> **Instructions for the task**
All entries must be extracted exactly, with nothing added or dropped.
:: Entries shown ::
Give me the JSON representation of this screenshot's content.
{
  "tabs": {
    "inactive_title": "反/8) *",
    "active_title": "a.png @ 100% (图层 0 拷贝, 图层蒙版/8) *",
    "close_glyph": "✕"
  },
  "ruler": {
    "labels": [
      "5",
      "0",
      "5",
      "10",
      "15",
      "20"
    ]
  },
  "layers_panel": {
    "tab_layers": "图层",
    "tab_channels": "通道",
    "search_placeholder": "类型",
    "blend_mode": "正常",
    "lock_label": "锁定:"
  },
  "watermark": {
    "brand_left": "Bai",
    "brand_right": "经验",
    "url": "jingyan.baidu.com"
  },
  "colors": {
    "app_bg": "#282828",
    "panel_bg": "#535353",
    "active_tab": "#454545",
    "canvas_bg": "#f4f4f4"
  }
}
:::
> **Answer**
Give me the JSON representation of this screenshot's content.
{
  "tabs": {
    "inactive_title": "反/8) *",
    "active_title": "a.png @ 100% (图层 0 拷贝, 图层蒙版/8) *",
    "close_glyph": "✕"
  },
  "ruler": {
    "labels": [
      "5",
      "0",
      "5",
      "10",
      "15",
      "20"
    ]
  },
  "layers_panel": {
    "tab_layers": "图层",
    "tab_channels": "通道",
    "search_placeholder": "类型",
    "blend_mode": "正常",
    "lock_label": "锁定:"
  },
  "watermark": {
    "brand_left": "Bai",
    "brand_right": "经验",
    "url": "jingyan.baidu.com"
  },
  "colors": {
    "app_bg": "#282828",
    "panel_bg": "#535353",
    "active_tab": "#454545",
    "canvas_bg": "#f4f4f4"
  }
}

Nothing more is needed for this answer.